- **INSTRUCTIONS**:
**1.** According to church leaders in the news excerpt on the Plano power outages, how many people does Grace Plano have room to shelter?
**2.** Reproduce a passage from the news excerpt on the Plano power outages word for word, starting with the words "State Rep. Jeff" and stopping after "shelter in Plano.".
**3.** Carry on with the news excerpt on the Plano power outages, starting right after its final sentence.

Another resident said she tried to book a hotel, but they were full.
“I don’t even know what day it is,” said Mary Ellis of Plano. "It’s hard to keep track of the days she’s been without power."
She hasn’t been able to leave town because of the slick road conditions. Her home is without power and the temperature inside is under 50 degrees.
“I never ever would have thought this would have happened,” she said. “This is the craziest thing I’ve ever seen in my life.”
Other families sought shelter from their dark homes too, feeling left in the dark by authorities as well.
“We have been without power for more than 24 hours,” Jhonny Sanchez said.
Sanchez said he spent the night huddled with his son under three blankets.
“We couldn’t feel our hands, our feet,” he said.
Sanchez said they moved to Plano from Venezuela two years ago. He said he’d expect prolonged outages in his native country, but not the U.S.A.
“I thought we were going to die,” said his 11-year-old son in Spanish. “Because it was so cold.”
State Rep. Jeff Leach (R-Plano) has been critical of ERCOT, the agency that oversees the state’s electric grid, over controlled outages that, for many, have extended for days with no set end.
“I’m very fearful that possibly people will not survive this in their freezing homes and that’s completely unacceptable,” Leach said. “There’s a lot of people, especially elderly people in my district, by the hundreds who have not had power going on 30-36 hours.”
Leach said he’s been asking affected constituents to email him to attempt to gather information or resources for them. So far, more than 2,000 people have reached out, he said.
Even more at risk than homeowners who have lost power are the city’s homeless. One of The Salvation Army’s nine warming shelters is now at near capacity as a growing number take shelter in Plano.
“When this weather came in I was sleeping in front of a church,” Ricky Abney said. “The wind would blow this way one night and then it would blow this way one night and I was like, 'God I don’t think I’m going to make it like this.'"
Abney later decided to go to the shelter that is now also helping to pick up people and transport them.
“I’m very lucky, I could have probably died out there – I’ve got kids, man,” Abney said.
Grace Plano has room to shelter up to 1,500 people if needed, according to church leaders.
Residents are welcome to bring pillows, blankets and sleeping bags. Cots are not going to be allowed.

[Dataset rows]
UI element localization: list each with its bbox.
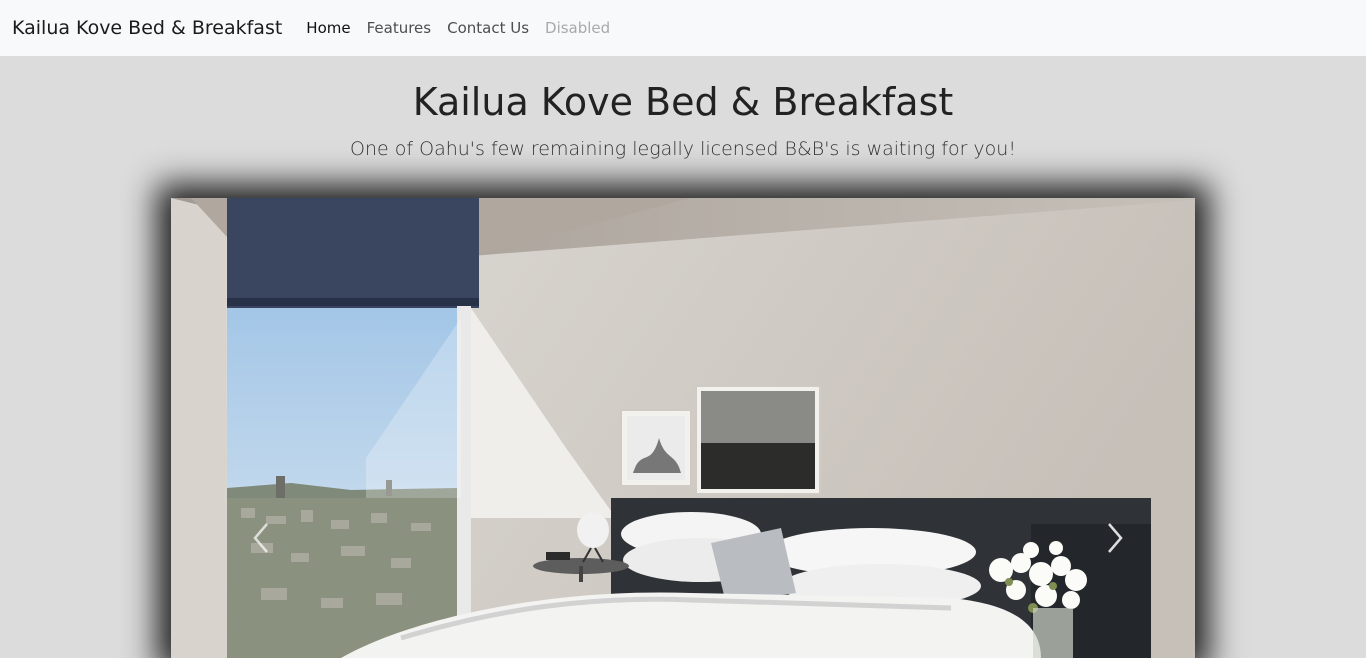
nav-link-home[interactable]: Home [298,19,358,37]
bedroom-photo [171,198,1195,658]
navbar: Kailua Kove Bed & Breakfast Home Feature… [0,0,1366,56]
carousel-prev-button[interactable] [241,518,281,558]
page-subtitle: One of Oahu's few remaining legally lice… [350,138,1016,160]
chevron-right-icon [1108,523,1123,553]
nav-link-contact[interactable]: Contact Us [439,19,537,37]
navbar-brand[interactable]: Kailua Kove Bed & Breakfast [12,17,282,39]
nav-link-features[interactable]: Features [359,19,440,37]
carousel-next-button[interactable] [1095,518,1135,558]
chevron-left-icon [253,523,268,553]
nav-link-disabled: Disabled [545,19,611,37]
page-title: Kailua Kove Bed & Breakfast [412,80,954,124]
image-carousel[interactable] [171,198,1195,658]
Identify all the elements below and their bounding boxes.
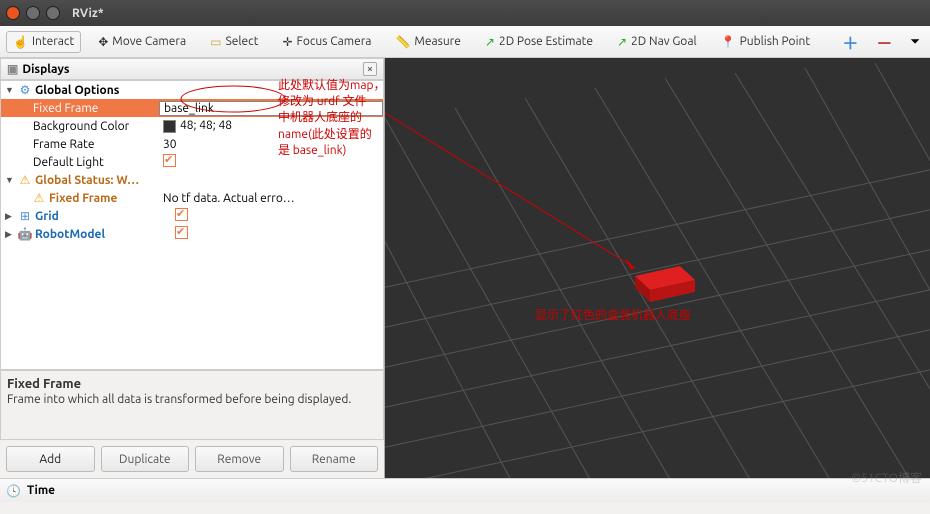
tool-focus-camera[interactable]: ✛ Focus Camera	[275, 31, 378, 53]
remove-button[interactable]: Remove	[195, 446, 284, 472]
item-label: Fixed Frame	[47, 192, 159, 205]
status-text: No tf data. Actual erro…	[159, 192, 383, 205]
tool-label: 2D Pose Estimate	[499, 35, 593, 48]
tool-move-camera[interactable]: ✥ Move Camera	[91, 31, 193, 53]
description-body: Frame into which all data is transformed…	[7, 393, 377, 406]
tree-item-fixed-frame-status[interactable]: ⚠ Fixed Frame No tf data. Actual erro…	[1, 189, 383, 207]
tool-label: Interact	[32, 35, 74, 48]
item-label: Grid	[33, 210, 171, 223]
measure-icon: 📏	[395, 35, 410, 49]
robotmodel-enabled[interactable]	[171, 226, 383, 242]
tool-label: Focus Camera	[297, 35, 372, 48]
main-toolbar: ☝ Interact ✥ Move Camera ▭ Select ✛ Focu…	[0, 26, 930, 58]
toolbar-menu-icon[interactable]: ⏷	[906, 35, 924, 49]
tool-label: Publish Point	[740, 35, 810, 48]
expand-icon[interactable]: ▶	[5, 211, 17, 222]
panel-buttons: Add Duplicate Remove Rename	[0, 440, 384, 478]
window-title: RViz*	[72, 7, 104, 20]
bg-color-value[interactable]: 48; 48; 48	[159, 119, 383, 132]
description-title: Fixed Frame	[7, 377, 377, 391]
tool-2d-pose-estimate[interactable]: ↗ 2D Pose Estimate	[478, 31, 600, 53]
left-panel: ▣ Displays × ▼ ⚙ Global Options Fixed Fr…	[0, 58, 385, 478]
tool-label: Measure	[414, 35, 460, 48]
pose-icon: ↗	[485, 35, 495, 49]
tool-publish-point[interactable]: 📍 Publish Point	[714, 31, 817, 53]
tree-item-robotmodel[interactable]: ▶ 🤖 RobotModel	[1, 225, 383, 243]
checkbox-icon[interactable]	[163, 154, 176, 167]
panel-close-icon[interactable]: ×	[363, 62, 377, 76]
checkbox-icon[interactable]	[175, 208, 188, 221]
focus-icon: ✛	[282, 35, 292, 49]
tool-label: 2D Nav Goal	[631, 35, 697, 48]
frame-rate-value[interactable]: 30	[159, 138, 383, 151]
item-label: Global Options	[33, 84, 183, 97]
move-camera-icon: ✥	[98, 35, 108, 49]
item-label: Background Color	[31, 120, 159, 133]
duplicate-button[interactable]: Duplicate	[101, 446, 190, 472]
displays-tree[interactable]: ▼ ⚙ Global Options Fixed Frame base_link…	[0, 80, 384, 370]
tool-2d-nav-goal[interactable]: ↗ 2D Nav Goal	[610, 31, 704, 53]
expand-icon[interactable]: ▼	[5, 85, 17, 95]
clock-icon: 🕓	[6, 484, 21, 498]
checkbox-icon[interactable]	[175, 226, 188, 239]
fixed-frame-input[interactable]: base_link	[159, 101, 383, 116]
displays-title: Displays	[22, 63, 69, 76]
tool-label: Select	[225, 35, 258, 48]
color-swatch	[163, 120, 176, 133]
watermark: ©51CTO博客	[851, 469, 922, 486]
tree-item-fixed-frame[interactable]: Fixed Frame base_link	[1, 99, 383, 117]
tree-item-frame-rate[interactable]: Frame Rate 30	[1, 135, 383, 153]
publish-icon: 📍	[721, 35, 736, 49]
pin-icon: ▣	[7, 62, 18, 76]
warning-icon: ⚠	[17, 173, 33, 187]
tree-item-default-light[interactable]: Default Light	[1, 153, 383, 171]
warning-icon: ⚠	[31, 191, 47, 205]
grid-plane	[385, 58, 930, 478]
tree-item-global-status[interactable]: ▼ ⚠ Global Status: W…	[1, 171, 383, 189]
item-label: Frame Rate	[31, 138, 159, 151]
tree-item-global-options[interactable]: ▼ ⚙ Global Options	[1, 81, 383, 99]
tool-label: Move Camera	[112, 35, 186, 48]
tree-item-bg-color[interactable]: Background Color 48; 48; 48	[1, 117, 383, 135]
select-icon: ▭	[210, 35, 221, 49]
default-light-value[interactable]	[159, 154, 383, 170]
grid-icon: ⊞	[17, 209, 33, 223]
expand-icon[interactable]: ▼	[5, 175, 17, 185]
displays-panel-header[interactable]: ▣ Displays ×	[0, 58, 384, 80]
description-box: Fixed Frame Frame into which all data is…	[0, 370, 384, 440]
rename-button[interactable]: Rename	[290, 446, 379, 472]
toolbar-remove-icon[interactable]: －	[872, 30, 896, 54]
item-label: Fixed Frame	[31, 102, 159, 115]
robot-icon: 🤖	[17, 227, 33, 241]
expand-icon[interactable]: ▶	[5, 229, 17, 240]
interact-icon: ☝	[13, 35, 28, 49]
bg-color-text: 48; 48; 48	[180, 119, 232, 132]
tool-interact[interactable]: ☝ Interact	[6, 31, 81, 53]
tool-measure[interactable]: 📏 Measure	[388, 31, 467, 53]
window-maximize-button[interactable]	[46, 6, 60, 20]
item-label: Global Status: W…	[33, 174, 183, 187]
add-button[interactable]: Add	[6, 446, 95, 472]
3d-viewport[interactable]: 显示了红色的盒装机器人底座	[385, 58, 930, 478]
time-panel[interactable]: 🕓 Time	[0, 478, 930, 502]
tree-item-grid[interactable]: ▶ ⊞ Grid	[1, 207, 383, 225]
window-close-button[interactable]	[6, 6, 20, 20]
item-label: Default Light	[31, 156, 159, 169]
main-area: ▣ Displays × ▼ ⚙ Global Options Fixed Fr…	[0, 58, 930, 478]
window-titlebar: RViz*	[0, 0, 930, 26]
window-minimize-button[interactable]	[26, 6, 40, 20]
item-label: RobotModel	[33, 228, 171, 241]
gear-icon: ⚙	[17, 83, 33, 97]
grid-enabled[interactable]	[171, 208, 383, 224]
nav-icon: ↗	[617, 35, 627, 49]
time-label: Time	[27, 484, 55, 497]
toolbar-add-icon[interactable]: ＋	[838, 30, 862, 54]
tool-select[interactable]: ▭ Select	[203, 31, 265, 53]
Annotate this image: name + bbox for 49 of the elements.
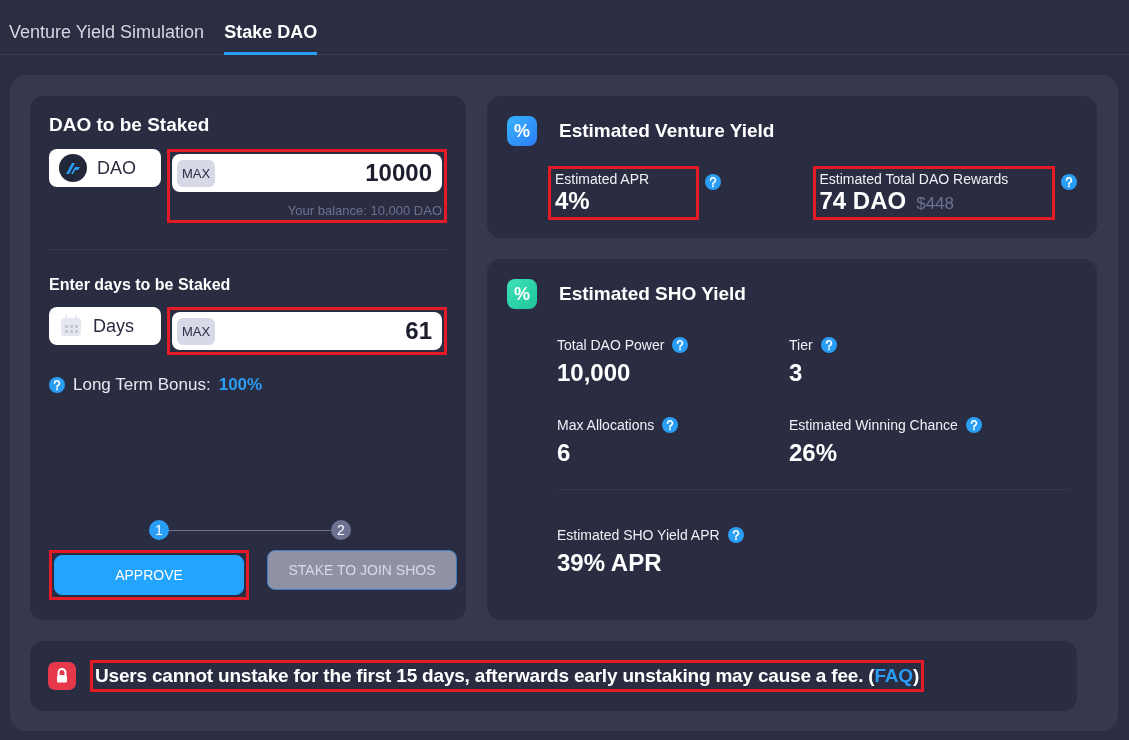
section-title: DAO to be Staked (49, 114, 211, 136)
stat-label: Estimated APR (555, 171, 651, 187)
bonus-label: Long Term Bonus: (73, 375, 211, 395)
stat-label: Total DAO Power (557, 337, 665, 353)
help-icon[interactable] (49, 377, 65, 393)
help-icon[interactable] (820, 337, 837, 353)
stat-value: 74 DAO (819, 187, 907, 215)
section-title: Enter days to be Staked (49, 276, 232, 294)
stat-value: 10,000 (557, 359, 632, 387)
help-icon[interactable] (662, 417, 679, 433)
max-button[interactable]: MAX (177, 159, 216, 187)
stat-label: Estimated Winning Chance (789, 417, 958, 433)
help-icon[interactable] (727, 527, 744, 543)
stat-value: 3 (789, 359, 804, 387)
percent-icon: % (507, 279, 537, 309)
percent-icon: % (507, 116, 537, 146)
token-selector[interactable]: DAO (49, 149, 161, 187)
calendar-icon (59, 314, 83, 338)
days-selector[interactable]: Days (49, 307, 161, 345)
step-indicator: 2 (331, 520, 351, 540)
max-button[interactable]: MAX (177, 317, 216, 345)
balance-text: Your balance: 10,000 DAO (286, 203, 442, 218)
stat-label: Max Allocations (557, 417, 655, 433)
stat-label: Estimated Total DAO Rewards (819, 171, 1010, 187)
tab[interactable]: Stake DAO (224, 0, 318, 55)
notice-text: Users cannot unstake for the first 15 days, afterwards early unstaking may cause a fee. (FAQ) (95, 665, 920, 687)
stat-value: 26% (789, 439, 839, 467)
days-label: Days (93, 315, 134, 337)
amount-field[interactable]: MAX 10000 (172, 154, 442, 192)
card-title: Estimated Venture Yield (559, 120, 775, 142)
step-indicator: 1 (149, 520, 169, 540)
stat-label: Tier (789, 337, 813, 353)
help-icon[interactable] (672, 337, 689, 353)
stat-value: 39% APR (557, 549, 663, 577)
faq-link[interactable]: FAQ (874, 665, 913, 686)
stat-label: Estimated SHO Yield APR (557, 527, 720, 543)
help-icon[interactable] (704, 174, 721, 190)
card-title: Estimated SHO Yield (559, 283, 746, 305)
usd-value: $448 (916, 194, 955, 214)
help-icon[interactable] (965, 417, 982, 433)
bonus-value: 100% (218, 375, 263, 395)
stat-value: 4% (555, 187, 590, 215)
help-icon[interactable] (1061, 174, 1077, 190)
days-field[interactable]: MAX 61 (172, 312, 442, 350)
token-logo-icon (59, 154, 87, 182)
token-label: DAO (97, 157, 136, 179)
stat-value: 6 (557, 439, 572, 467)
lock-icon (48, 662, 76, 690)
tab[interactable]: Venture Yield Simulation (9, 0, 205, 55)
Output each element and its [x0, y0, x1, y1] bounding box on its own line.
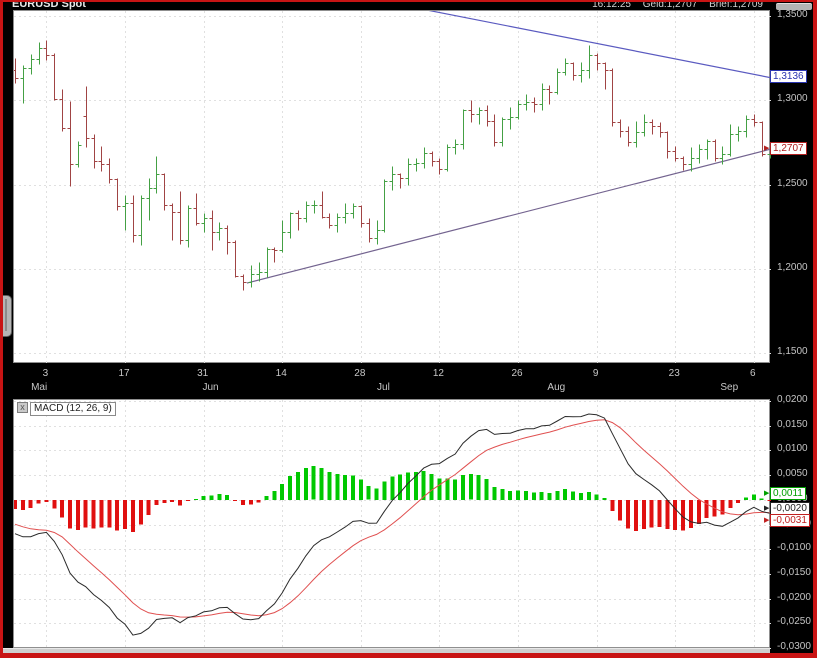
axis-tick-label: 0,0050	[777, 468, 808, 479]
axis-tick-label: 0,0100	[777, 443, 808, 454]
window-border	[0, 653, 817, 658]
axis-tick-label: Aug	[547, 382, 565, 393]
last-price-marker: ▶1,2707	[770, 142, 807, 155]
axis-tick-label: 1,3500	[777, 9, 808, 20]
axis-tick-label: -0,0150	[777, 567, 811, 578]
window-border	[813, 0, 817, 658]
price-y-axis: 1,3500 1,3000 1,2500 1,2000 1,1500	[770, 10, 816, 363]
trendline-value-marker: 1,3136	[770, 70, 807, 83]
axis-tick-label: 0,0150	[777, 419, 808, 430]
axis-tick-label: 1,2000	[777, 262, 808, 273]
date-x-axis: 3 17 31 14 28 12 26 9 23 6 Mai Jun Jul Aug Sep	[13, 363, 770, 399]
axis-tick-label: 9	[593, 368, 599, 379]
panel-splitter-handle[interactable]	[3, 295, 12, 337]
macd-canvas	[14, 400, 769, 649]
axis-tick-label: -0,0250	[777, 616, 811, 627]
axis-tick-label: 28	[354, 368, 365, 379]
axis-tick-label: 14	[276, 368, 287, 379]
axis-tick-label: 1,3000	[777, 93, 808, 104]
chart-window: EURUSD Spot 16:12:25 Geld:1,2707 Brief:1…	[0, 0, 817, 658]
marker-arrow-icon: ▶	[764, 489, 769, 498]
axis-tick-label: 23	[669, 368, 680, 379]
window-border	[0, 0, 817, 2]
window-border	[0, 0, 3, 658]
marker-arrow-icon: ▶	[764, 504, 769, 513]
axis-tick-label: 31	[197, 368, 208, 379]
axis-tick-label: Jun	[202, 382, 218, 393]
macd-histogram-marker: ▶0,0011	[770, 487, 806, 500]
axis-tick-label: 6	[750, 368, 756, 379]
axis-tick-label: -0,0200	[777, 592, 811, 603]
marker-arrow-icon: ▶	[764, 144, 769, 153]
axis-tick-label: 1,2500	[777, 178, 808, 189]
axis-tick-label: 17	[118, 368, 129, 379]
price-chart-plot[interactable]	[13, 10, 770, 363]
axis-tick-label: Mai	[31, 382, 47, 393]
axis-tick-label: -0,0300	[777, 641, 811, 652]
marker-arrow-icon: ▶	[764, 516, 769, 525]
axis-tick-label: 3	[43, 368, 49, 379]
scrollbar-handle[interactable]	[776, 3, 812, 10]
axis-tick-label: Sep	[720, 382, 738, 393]
axis-tick-label: 1,1500	[777, 346, 808, 357]
axis-tick-label: -0,0100	[777, 542, 811, 553]
axis-tick-label: 26	[511, 368, 522, 379]
macd-signal-marker: ▶-0,0031	[770, 514, 810, 527]
axis-tick-label: Jul	[377, 382, 390, 393]
macd-indicator-label[interactable]: MACD (12, 26, 9)	[30, 402, 116, 416]
axis-tick-label: 0,0200	[777, 394, 808, 405]
close-icon[interactable]: x	[17, 402, 28, 413]
axis-tick-label: 12	[433, 368, 444, 379]
macd-indicator-header: x MACD (12, 26, 9)	[17, 402, 116, 416]
price-chart-canvas	[14, 11, 769, 364]
macd-plot[interactable]	[13, 399, 770, 648]
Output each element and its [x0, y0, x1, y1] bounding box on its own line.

- **RESPONSES IN ORDER**:
**1.** Up to 1,500 people, if needed.

**2.**
State Rep. Jeff Leach (R-Plano) has been critical of ERCOT, the agency that oversees the state’s electric grid, over controlled outages that, for many, have extended for days with no set end.
“I’m very fearful that possibly people will not survive this in their freezing homes and that’s completely unacceptable,” Leach said. “There’s a lot of people, especially elderly people in my district, by the hundreds who have not had power going on 30-36 hours.”
Leach said he’s been asking affected constituents to email him to attempt to gather information or resources for them. So far, more than 2,000 people have reached out, he said.
Even more at risk than homeowners who have lost power are the city’s homeless. One of The Salvation Army’s nine warming shelters is now at near capacity as a growing number take shelter in Plano.

**3.**
The church warming center will be open 24 hours a day through Thursday. Leaders will re-evaluate whether the center needs to remain open longer.
“I’m thankful that the church was here,” Ellis said. “Because I don’t know what would’ve happened to us because we had nowhere to go.”
Residents like Ellis will hunker down for the night. She has a plea for officials at every level.
“They need to pull it together because good people, we’re hurting and something needs to be done,” she said.
Some people have been dropping off donations. Blankets are still needed.
The shelter is located at 3301 Preston Road in Plano.
“When we heard there was a need and we saw that we could do something about it thankfully the church has had power, we just wanted to step up and help,” Plano City Council member Kayci Prince said.
Prince’s husband is the executive pastor at the church.
City staff including police and fire department members are on hand to help welcome residents who have been affected by power outages.
Temperatures are being checked at the door. Social distancing is being enforced. Masks are required. No pets are allowed.
Here's a list of some other warming centers in the area, as well as some listed below.
- City of Plano in Conjunction with Grace Church Plano, 3301 Preston Road, Plano
- Sent Church, 3701 W Spring Creek Parkway (10 a.m.-6 p.m.)
- The Salvation Army, 3528 14th St. Call 214-637-8254. Open 24 hours.
- Fire Station #3, 500 W. Lookout Dr. Open 24 hours.
- First United Methodist Church, 503 N. Central Expressway, 10 a.m.-4 p.m.
- Richardson Civic Center, 411 W. Arapaho Rd. 10 a.m.-4 p.m.
- Richardson Police Department headquarters lobby, 300 N. Greenville Ave. Open 24 hours.
- Office Building, 500 Lockwood Dr., 10 a.m.-4 p.m.
- First Baptist Church Richardson, 1001 N Central Expressway. 10 a.m.-4 p.m.
- Roy and Helen Hall Library at 101 E. Hunt St. is open from 10 a.m. to 5 p.m.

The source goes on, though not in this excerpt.